╔══

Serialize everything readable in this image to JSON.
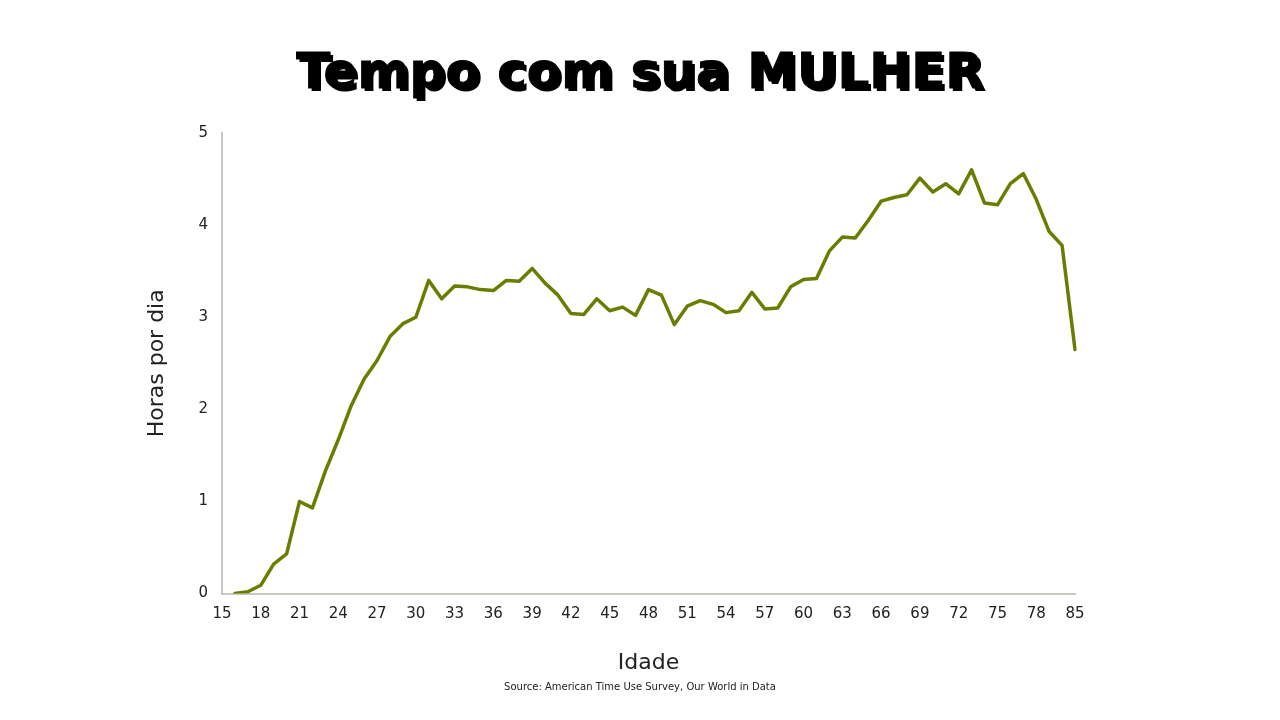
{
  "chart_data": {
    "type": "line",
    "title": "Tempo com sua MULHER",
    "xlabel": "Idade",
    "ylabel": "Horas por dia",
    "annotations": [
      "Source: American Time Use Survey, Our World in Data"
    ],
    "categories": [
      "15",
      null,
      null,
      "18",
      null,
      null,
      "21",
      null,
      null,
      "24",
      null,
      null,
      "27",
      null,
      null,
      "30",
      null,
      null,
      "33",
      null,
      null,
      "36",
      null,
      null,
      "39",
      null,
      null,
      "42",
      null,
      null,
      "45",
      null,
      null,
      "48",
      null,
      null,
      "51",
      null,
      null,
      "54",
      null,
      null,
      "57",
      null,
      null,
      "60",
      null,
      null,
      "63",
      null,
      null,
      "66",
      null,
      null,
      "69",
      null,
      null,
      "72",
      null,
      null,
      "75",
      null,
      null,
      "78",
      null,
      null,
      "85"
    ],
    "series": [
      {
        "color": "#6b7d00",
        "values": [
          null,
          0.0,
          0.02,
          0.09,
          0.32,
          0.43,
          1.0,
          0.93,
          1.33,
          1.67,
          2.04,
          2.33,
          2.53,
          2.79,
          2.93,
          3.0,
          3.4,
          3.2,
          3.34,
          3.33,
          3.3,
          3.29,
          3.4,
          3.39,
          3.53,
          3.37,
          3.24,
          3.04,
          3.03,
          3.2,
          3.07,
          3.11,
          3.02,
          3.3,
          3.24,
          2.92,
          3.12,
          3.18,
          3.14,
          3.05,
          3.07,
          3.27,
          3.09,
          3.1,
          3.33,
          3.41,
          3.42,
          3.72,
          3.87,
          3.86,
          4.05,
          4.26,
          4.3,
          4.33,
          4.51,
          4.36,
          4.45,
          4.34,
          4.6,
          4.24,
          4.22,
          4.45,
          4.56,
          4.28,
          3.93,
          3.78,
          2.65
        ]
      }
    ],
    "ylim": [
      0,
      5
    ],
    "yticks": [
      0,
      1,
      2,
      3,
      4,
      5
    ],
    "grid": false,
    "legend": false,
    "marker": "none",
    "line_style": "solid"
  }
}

╚══
╔══

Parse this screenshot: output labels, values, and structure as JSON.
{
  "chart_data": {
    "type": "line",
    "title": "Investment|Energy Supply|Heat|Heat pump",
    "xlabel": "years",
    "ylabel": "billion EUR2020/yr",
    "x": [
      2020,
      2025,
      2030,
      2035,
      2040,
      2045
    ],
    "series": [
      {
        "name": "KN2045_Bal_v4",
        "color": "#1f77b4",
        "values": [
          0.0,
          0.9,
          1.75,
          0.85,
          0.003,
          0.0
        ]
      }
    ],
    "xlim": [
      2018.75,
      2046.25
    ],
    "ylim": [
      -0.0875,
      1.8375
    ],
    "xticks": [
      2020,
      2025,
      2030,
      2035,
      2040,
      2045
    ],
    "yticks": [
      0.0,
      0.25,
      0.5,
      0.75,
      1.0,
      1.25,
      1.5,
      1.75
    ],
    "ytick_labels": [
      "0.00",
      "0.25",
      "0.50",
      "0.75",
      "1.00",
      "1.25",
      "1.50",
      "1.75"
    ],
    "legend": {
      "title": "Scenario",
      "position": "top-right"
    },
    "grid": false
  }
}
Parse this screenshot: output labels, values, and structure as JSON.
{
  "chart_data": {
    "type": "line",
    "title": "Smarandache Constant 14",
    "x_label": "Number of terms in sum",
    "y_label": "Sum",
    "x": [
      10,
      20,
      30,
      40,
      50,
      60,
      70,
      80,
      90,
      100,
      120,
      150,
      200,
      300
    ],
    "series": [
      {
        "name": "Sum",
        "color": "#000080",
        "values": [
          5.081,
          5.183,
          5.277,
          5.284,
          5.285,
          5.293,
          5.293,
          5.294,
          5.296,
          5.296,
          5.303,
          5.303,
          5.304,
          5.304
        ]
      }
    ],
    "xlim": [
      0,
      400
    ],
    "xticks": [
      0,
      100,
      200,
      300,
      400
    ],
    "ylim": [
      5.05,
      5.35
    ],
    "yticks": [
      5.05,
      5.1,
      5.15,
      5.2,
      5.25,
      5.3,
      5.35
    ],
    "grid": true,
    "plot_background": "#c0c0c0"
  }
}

╚══

**Set task:**
Identify which lines contain the word "title" and copy each one.

**Exercise solution:**
    "title": "Tempo com sua MULHER",
    "title": "Investment|Energy Supply|Heat|Heat pump",
      "title": "Scenario",
    "title": "Smarandache Constant 14",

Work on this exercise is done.